**Challenge**
Reproduce every line in the listing that contains the word "银川河东国际机场".

Records excerpted from a collection:
_ _ _
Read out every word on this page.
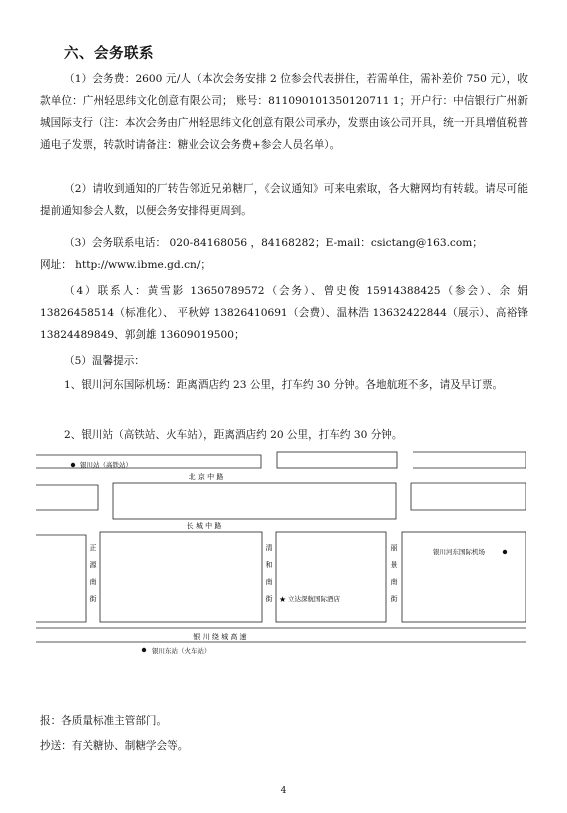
六、会务联系
（1）会务费：2600 元/人（本次会务安排 2 位参会代表拼住，若需单住，需补差价 750 元），收款单位：广州轻思纬文化创意有限公司； 账号：811090101350120711 1；开户行：中信银行广州新城国际支行（注：本次会务由广州轻思纬文化创意有限公司承办，发票由该公司开具，统一开具增值税普通电子发票，转款时请备注：糖业会议会务费+参会人员名单）。
（2）请收到通知的厂转告邻近兄弟糖厂，《会议通知》可来电索取，各大糖网均有转载。请尽可能提前通知参会人数，以便会务安排得更周到。
（3）会务联系电话： 020-84168056 ，84168282；E-mail：csictang@163.com；
网址： http://www.ibme.gd.cn/；
（4）联系人：黄雪影 13650789572（会务）、曾史俊 15914388425（参会）、余 娟 13826458514（标准化）、 平秋婷 13826410691（会费）、温林浩 13632422844（展示）、高裕锋 13824489849、郭剑雄 13609019500；
（5）温馨提示：
1、银川河东国际机场：距离酒店约 23 公里，打车约 30 分钟。各地航班不多，请及早订票。
2、银川站（高铁站、火车站），距离酒店约 20 公里，打车约 30 分钟。
银川站（高铁站）
北 京 中 路
长 城 中 路
正
源
南
街
清
和
南
街
丽
景
南
街
银川河东国际机场
★ 立达深航国际酒店
银 川 绕 城 高 速
银川东站（火车站）
报：各质量标准主管部门。
抄送：有关糖协、制糖学会等。
4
_ _ _
**The answer**
1、银川河东国际机场：距离酒店约 23 公里，打车约 30 分钟。各地航班不多，请及早订票。
银川河东国际机场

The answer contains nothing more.